:: TASK GOAL ::
All of the material should be reproduced exactly, with pictures left out.

:: DATA PROVIDED ::
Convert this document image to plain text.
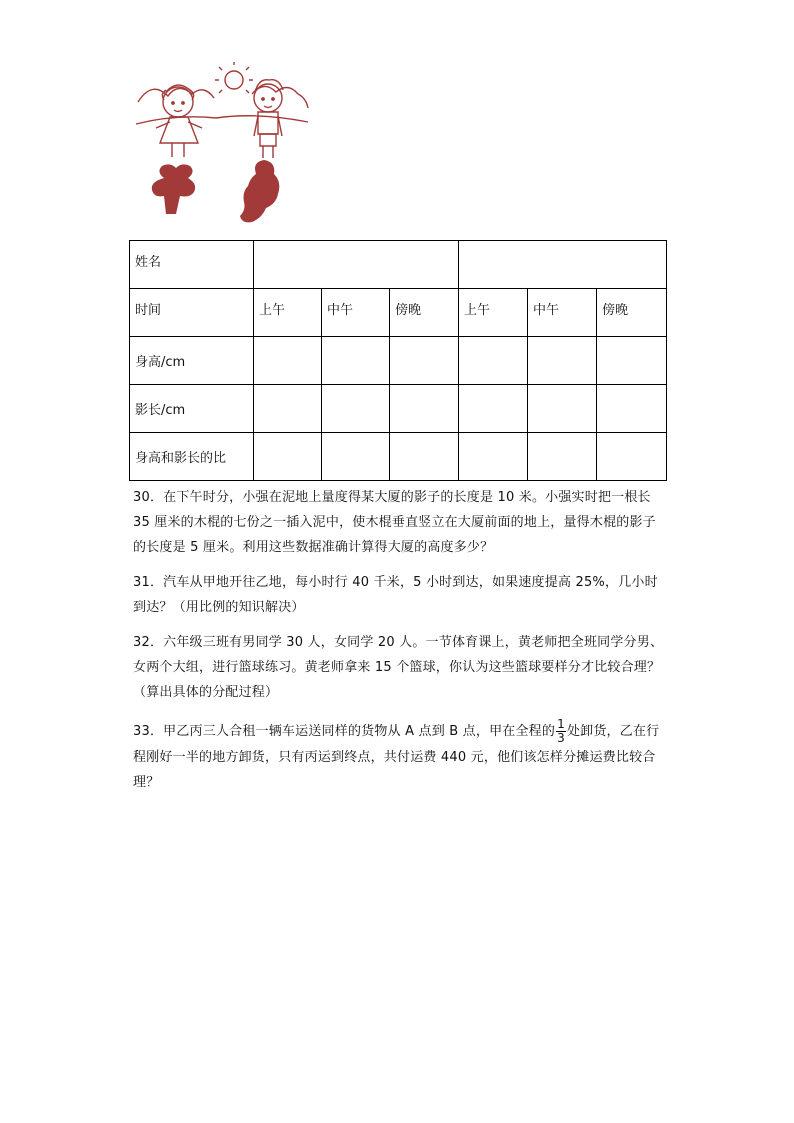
姓名						
时间	上午	中午	傍晚	上午	中午	傍晚
身高/cm						
影长/cm						
身高和影长的比						
30．在下午时分，小强在泥地上量度得某大厦的影子的长度是 10 米。小强实时把一根长 35 厘米的木棍的七份之一插入泥中，使木棍垂直竖立在大厦前面的地上，量得木棍的影子的长度是 5 厘米。利用这些数据准确计算得大厦的高度多少？
31．汽车从甲地开往乙地，每小时行 40 千米，5 小时到达，如果速度提高 25%，几小时到达？（用比例的知识解决）
32．六年级三班有男同学 30 人，女同学 20 人。一节体育课上，黄老师把全班同学分男、女两个大组，进行篮球练习。黄老师拿来 15 个篮球，你认为这些篮球要样分才比较合理？（算出具体的分配过程）
33．甲乙丙三人合租一辆车运送同样的货物从 A 点到 B 点，甲在全程的 $\frac{1}{3}$ 处卸货，乙在行程刚好一半的地方卸货，只有丙运到终点，共付运费 440 元，他们该怎样分摊运费比较合理？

:: FULL ANSWER ::
Convert this document image to plain text.
姓名						
时间	上午	中午	傍晚	上午	中午	傍晚
身高/cm						
影长/cm						
身高和影长的比						
30．在下午时分，小强在泥地上量度得某大厦的影子的长度是 10 米。小强实时把一根长 35 厘米的木棍的七份之一插入泥中，使木棍垂直竖立在大厦前面的地上，量得木棍的影子的长度是 5 厘米。利用这些数据准确计算得大厦的高度多少？
31．汽车从甲地开往乙地，每小时行 40 千米，5 小时到达，如果速度提高 25%，几小时到达？（用比例的知识解决）
32．六年级三班有男同学 30 人，女同学 20 人。一节体育课上，黄老师把全班同学分男、女两个大组，进行篮球练习。黄老师拿来 15 个篮球，你认为这些篮球要样分才比较合理？（算出具体的分配过程）
33．甲乙丙三人合租一辆车运送同样的货物从 A 点到 B 点，甲在全程的 $\frac{1}{3}$ 处卸货，乙在行程刚好一半的地方卸货，只有丙运到终点，共付运费 440 元，他们该怎样分摊运费比较合理？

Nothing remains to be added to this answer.